* _Verilen metin_
____________

SETA > Yorum |
Enerjide B Planı LNG

Enerjide B Planı: LNG

Küresel enerji piyasasında LNG ile ilgili yaşanan gelişmeleri Türkiye de takip ediyor. Üstelik, enerji alanında LNG'nin önemini artırması, Türkiye'nin kayıtsız kalabileceği bir konu değil.

Kış  mevsimine girerken, vatandaş için doğalgaz yeniden gündemin ilk sırasındaki yerini aldı. Ancak bu sefer, “doğalgaza zam ne kadar gelir, doğalgazı aldığımız ülkelerle kriz olur mu?” sorularının yerine farklı bir gündem var. Doğalgaz aldığımız ülkelerin yapacakları fiyat artışının aksine, doğalgazdaki fiyat indirimini konuşuyoruz.

Mevsimsel olarak bu dönem doğalgaz için zam dönemi iken, Enerji ve Tabii Kaynaklar Bakanı Berat Albayrak'ın açıkladığı yüzde 10 oranındaki indirim bu açıdan bir ilk.

Bir yanda, kullandığımız enerji daha ekonomik hale gelirken, bir yandan da enerjide çeşitlilik sağlayacak alternatif arayışları sürüyor. Bu arayışta, kaynak çeşitliliği kadar bu kaynakları kısa vadede kullanıma sokacak yollar da önemli. Dolayısıyla, her ikisini birden garanti eden LNG, enerji gündemini daha fazla meşgul edecek gibi görünüyor.

LNG'DE AKTÖRLER KİM?
Aslında doğalgazı ithal etme yollarında farklı alternatifler var. Birincisi Rusya'dan, Azerbaycan'dan, İran'dan boru hatları ile satın aldığımız doğalgaz. İkinci alternatif olarak ise, LNG dediğimiz sıvılaştırmış doğalgaz. LNG'yi Cezayir, Nijerya ve Katar'dan ithal ediyoruz.

LNG satın aldığımız farklı adresler de oluşmaya başladı. Bu adresler ABD, Norveç ve Trinidad ve Tobago. Yani, LNG ihracatı yapan ülke sayısı artıyor, dolayısıyla doğalgaz arzı da genişleyecek. LNG ihracatı yapan ülke sayısı 20 iken, ithal eden ülke sayısı ise 30.

LNG ihracatçılarının çeşitlenmesi, enerji kaynakları arasında LNG'nin öneminin artmasıyla da doğrudan ilgili. LNG'nin toplam doğalgaz tüketimindeki payı az da olsa, giderek artan bir seyir izliyor. LNG'nin bugün toplam doğalgaz tüketimimiz içindeki payı yüzde 15 civarına yükseldi.

____________

Çıkarılan veri öğeleri:
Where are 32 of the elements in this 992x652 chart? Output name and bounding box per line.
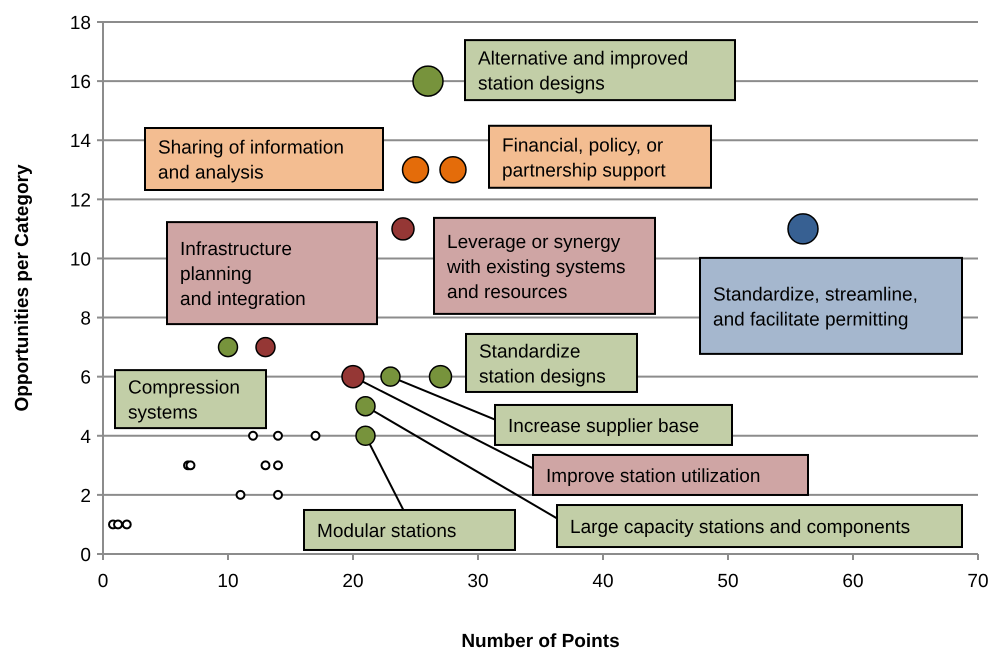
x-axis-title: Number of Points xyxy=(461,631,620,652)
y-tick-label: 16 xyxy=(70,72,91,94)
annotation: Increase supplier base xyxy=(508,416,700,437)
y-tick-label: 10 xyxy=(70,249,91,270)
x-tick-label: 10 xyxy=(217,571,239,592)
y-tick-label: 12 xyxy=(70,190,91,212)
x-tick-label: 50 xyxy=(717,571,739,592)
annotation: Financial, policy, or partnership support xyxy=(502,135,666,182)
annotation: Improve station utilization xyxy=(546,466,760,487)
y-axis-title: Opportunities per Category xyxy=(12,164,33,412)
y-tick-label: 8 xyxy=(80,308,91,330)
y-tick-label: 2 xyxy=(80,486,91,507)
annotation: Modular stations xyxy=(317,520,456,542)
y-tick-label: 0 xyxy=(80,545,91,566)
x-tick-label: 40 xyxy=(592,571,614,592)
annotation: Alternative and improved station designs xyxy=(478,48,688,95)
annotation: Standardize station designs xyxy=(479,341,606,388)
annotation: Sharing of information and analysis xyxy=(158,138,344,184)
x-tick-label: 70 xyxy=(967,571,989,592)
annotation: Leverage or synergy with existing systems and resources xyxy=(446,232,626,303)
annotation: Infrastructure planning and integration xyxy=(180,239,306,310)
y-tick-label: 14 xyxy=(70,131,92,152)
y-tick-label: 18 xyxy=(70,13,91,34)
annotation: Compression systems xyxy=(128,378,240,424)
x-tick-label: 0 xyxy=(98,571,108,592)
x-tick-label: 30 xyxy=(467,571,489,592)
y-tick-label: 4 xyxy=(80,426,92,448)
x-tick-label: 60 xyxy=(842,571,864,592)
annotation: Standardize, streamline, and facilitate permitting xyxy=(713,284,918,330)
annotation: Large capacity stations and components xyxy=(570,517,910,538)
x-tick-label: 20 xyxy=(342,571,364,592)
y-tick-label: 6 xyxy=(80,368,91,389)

____________

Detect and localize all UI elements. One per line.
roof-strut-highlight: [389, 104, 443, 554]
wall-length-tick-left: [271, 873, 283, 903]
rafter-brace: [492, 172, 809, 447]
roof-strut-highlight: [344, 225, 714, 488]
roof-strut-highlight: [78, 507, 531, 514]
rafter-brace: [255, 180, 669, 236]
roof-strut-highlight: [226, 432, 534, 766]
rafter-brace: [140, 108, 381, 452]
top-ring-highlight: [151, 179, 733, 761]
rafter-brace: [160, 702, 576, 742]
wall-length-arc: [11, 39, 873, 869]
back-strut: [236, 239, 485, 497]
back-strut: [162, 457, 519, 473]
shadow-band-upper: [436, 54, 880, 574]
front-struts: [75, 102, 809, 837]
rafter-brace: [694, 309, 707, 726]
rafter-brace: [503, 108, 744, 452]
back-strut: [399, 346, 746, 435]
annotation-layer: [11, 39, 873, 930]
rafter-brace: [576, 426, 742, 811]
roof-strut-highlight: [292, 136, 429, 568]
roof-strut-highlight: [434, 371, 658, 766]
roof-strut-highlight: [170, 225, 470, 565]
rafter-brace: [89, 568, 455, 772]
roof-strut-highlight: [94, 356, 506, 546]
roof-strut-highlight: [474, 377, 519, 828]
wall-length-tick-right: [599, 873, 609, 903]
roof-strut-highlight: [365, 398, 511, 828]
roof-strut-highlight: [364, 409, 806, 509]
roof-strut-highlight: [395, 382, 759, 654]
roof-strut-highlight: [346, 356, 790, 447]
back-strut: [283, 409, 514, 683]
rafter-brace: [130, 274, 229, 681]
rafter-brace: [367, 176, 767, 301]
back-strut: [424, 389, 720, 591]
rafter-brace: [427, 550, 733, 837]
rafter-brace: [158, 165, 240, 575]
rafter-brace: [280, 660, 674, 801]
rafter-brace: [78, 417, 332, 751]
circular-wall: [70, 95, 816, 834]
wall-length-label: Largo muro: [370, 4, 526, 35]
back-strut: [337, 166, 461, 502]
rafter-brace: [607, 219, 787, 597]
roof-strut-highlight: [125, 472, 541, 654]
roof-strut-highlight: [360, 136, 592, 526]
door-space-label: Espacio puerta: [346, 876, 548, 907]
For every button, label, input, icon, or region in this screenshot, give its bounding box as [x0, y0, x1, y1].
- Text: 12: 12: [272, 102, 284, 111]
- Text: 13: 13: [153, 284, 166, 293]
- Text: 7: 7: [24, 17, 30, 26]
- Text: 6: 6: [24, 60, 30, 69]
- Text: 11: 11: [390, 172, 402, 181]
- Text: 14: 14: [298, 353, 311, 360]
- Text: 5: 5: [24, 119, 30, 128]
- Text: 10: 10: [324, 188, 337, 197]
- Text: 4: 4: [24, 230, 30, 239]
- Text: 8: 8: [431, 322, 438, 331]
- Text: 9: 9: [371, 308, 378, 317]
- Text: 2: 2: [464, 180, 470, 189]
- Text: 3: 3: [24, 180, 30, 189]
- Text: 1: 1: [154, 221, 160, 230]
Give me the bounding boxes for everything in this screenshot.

____________

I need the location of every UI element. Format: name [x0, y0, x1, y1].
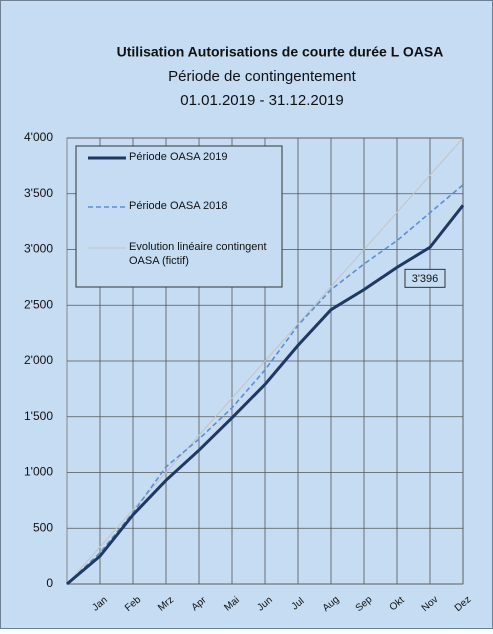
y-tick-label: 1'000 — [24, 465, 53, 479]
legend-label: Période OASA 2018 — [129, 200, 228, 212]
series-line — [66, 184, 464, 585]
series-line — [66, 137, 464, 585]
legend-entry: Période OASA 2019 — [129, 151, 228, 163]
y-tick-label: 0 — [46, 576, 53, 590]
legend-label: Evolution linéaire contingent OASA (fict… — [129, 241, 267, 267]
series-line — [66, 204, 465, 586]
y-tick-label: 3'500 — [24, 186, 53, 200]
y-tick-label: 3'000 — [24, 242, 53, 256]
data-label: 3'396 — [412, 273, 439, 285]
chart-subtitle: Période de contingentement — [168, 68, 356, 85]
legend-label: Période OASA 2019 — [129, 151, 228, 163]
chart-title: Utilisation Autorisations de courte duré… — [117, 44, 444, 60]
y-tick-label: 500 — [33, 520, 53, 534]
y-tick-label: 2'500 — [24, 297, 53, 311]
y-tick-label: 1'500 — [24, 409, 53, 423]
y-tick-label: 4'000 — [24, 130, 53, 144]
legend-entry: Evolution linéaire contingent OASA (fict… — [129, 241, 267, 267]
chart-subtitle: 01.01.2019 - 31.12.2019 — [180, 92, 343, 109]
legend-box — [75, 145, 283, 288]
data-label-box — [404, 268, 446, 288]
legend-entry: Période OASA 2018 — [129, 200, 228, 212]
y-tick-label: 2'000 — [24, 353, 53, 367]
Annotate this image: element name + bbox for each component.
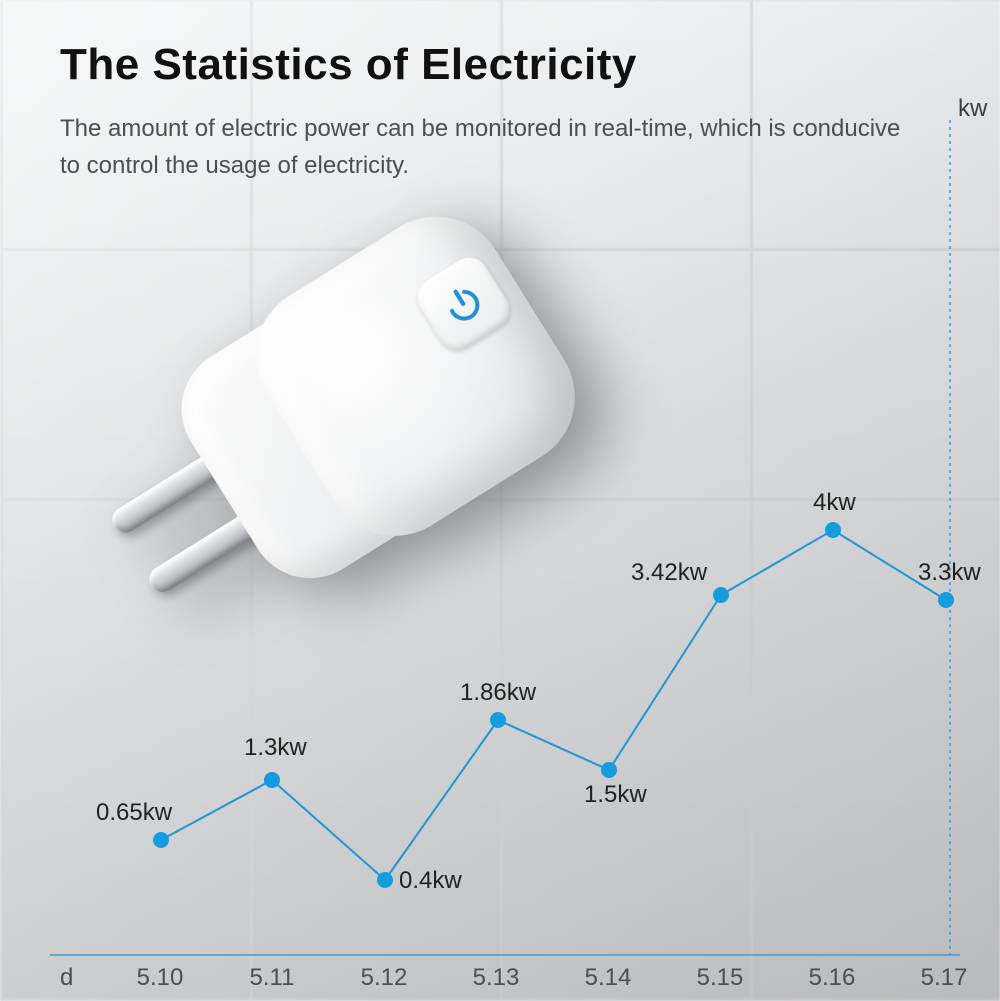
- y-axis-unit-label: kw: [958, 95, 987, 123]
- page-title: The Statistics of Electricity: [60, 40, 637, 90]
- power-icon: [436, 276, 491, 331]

____________

* _Kısa görev 1_
LNG yazısına göre LNG ihraç eden ülke sayısı kaçtır?
* _Kısa görev 2_
LNG yazısındaki "LNG'yi Cezayir, Nijerya ve Katar'dan ithal ediyoruz." cümlesini İngilizceye çevirir misiniz?
* _Kısa görev 3_
LNG yazısında "Bir yanda, kullandığımız" sözlerinden "edecek gibi görünüyor." sözlerine kadar olan bölümü hiç değiştirmeden yazar mısınız?

* _Çıktı 1_
LNG ihraç eden ülke sayısı 20'dir.

* _Çıktı 2_
We import LNG from Algeria, Nigeria and Qatar.

* _Çıktı 3_
Bir yanda, kullandığımız enerji daha ekonomik hale gelirken, bir yandan da enerjide çeşitlilik sağlayacak alternatif arayışları sürüyor. Bu arayışta, kaynak çeşitliliği kadar bu kaynakları kısa vadede kullanıma sokacak yollar da önemli. Dolayısıyla, her ikisini birden garanti eden LNG, enerji gündemini daha fazla meşgul edecek gibi görünüyor.